*EXERCISE DESCRIPTION:*
Your task is to transcribe all the entries exactly, excluding pictures.

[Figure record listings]
+++

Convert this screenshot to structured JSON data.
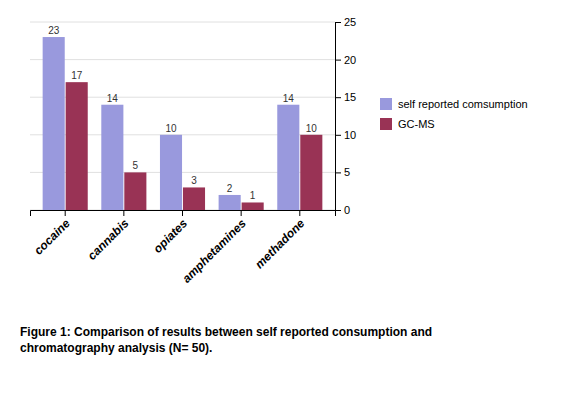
{
  "chart_data": {
    "type": "bar",
    "caption": "Figure 1: Comparison of results between self reported consumption and\nchromatography analysis (N= 50).",
    "categories": [
      "cocaine",
      "cannabis",
      "opiates",
      "amphetamines",
      "methadone"
    ],
    "series": [
      {
        "name": "self reported comsumption",
        "color": "#9999DD",
        "values": [
          23,
          14,
          10,
          2,
          14
        ]
      },
      {
        "name": "GC-MS",
        "color": "#993355",
        "values": [
          17,
          5,
          3,
          1,
          10
        ]
      }
    ],
    "ylim": [
      0,
      25
    ],
    "yticks": [
      0,
      5,
      10,
      15,
      20,
      25
    ],
    "grid": true,
    "data_labels": true,
    "legend": "right"
  }
}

+++

*EXPECTED OUTPUT:*
Convert this screenshot to structured JSON data.
{
  "chart_data": {
    "type": "bar",
    "caption": "Figure 1: Comparison of results between self reported consumption and\nchromatography analysis (N= 50).",
    "categories": [
      "cocaine",
      "cannabis",
      "opiates",
      "amphetamines",
      "methadone"
    ],
    "series": [
      {
        "name": "self reported comsumption",
        "color": "#9999DD",
        "values": [
          23,
          14,
          10,
          2,
          14
        ]
      },
      {
        "name": "GC-MS",
        "color": "#993355",
        "values": [
          17,
          5,
          3,
          1,
          10
        ]
      }
    ],
    "ylim": [
      0,
      25
    ],
    "yticks": [
      0,
      5,
      10,
      15,
      20,
      25
    ],
    "grid": true,
    "data_labels": true,
    "legend": "right"
  }
}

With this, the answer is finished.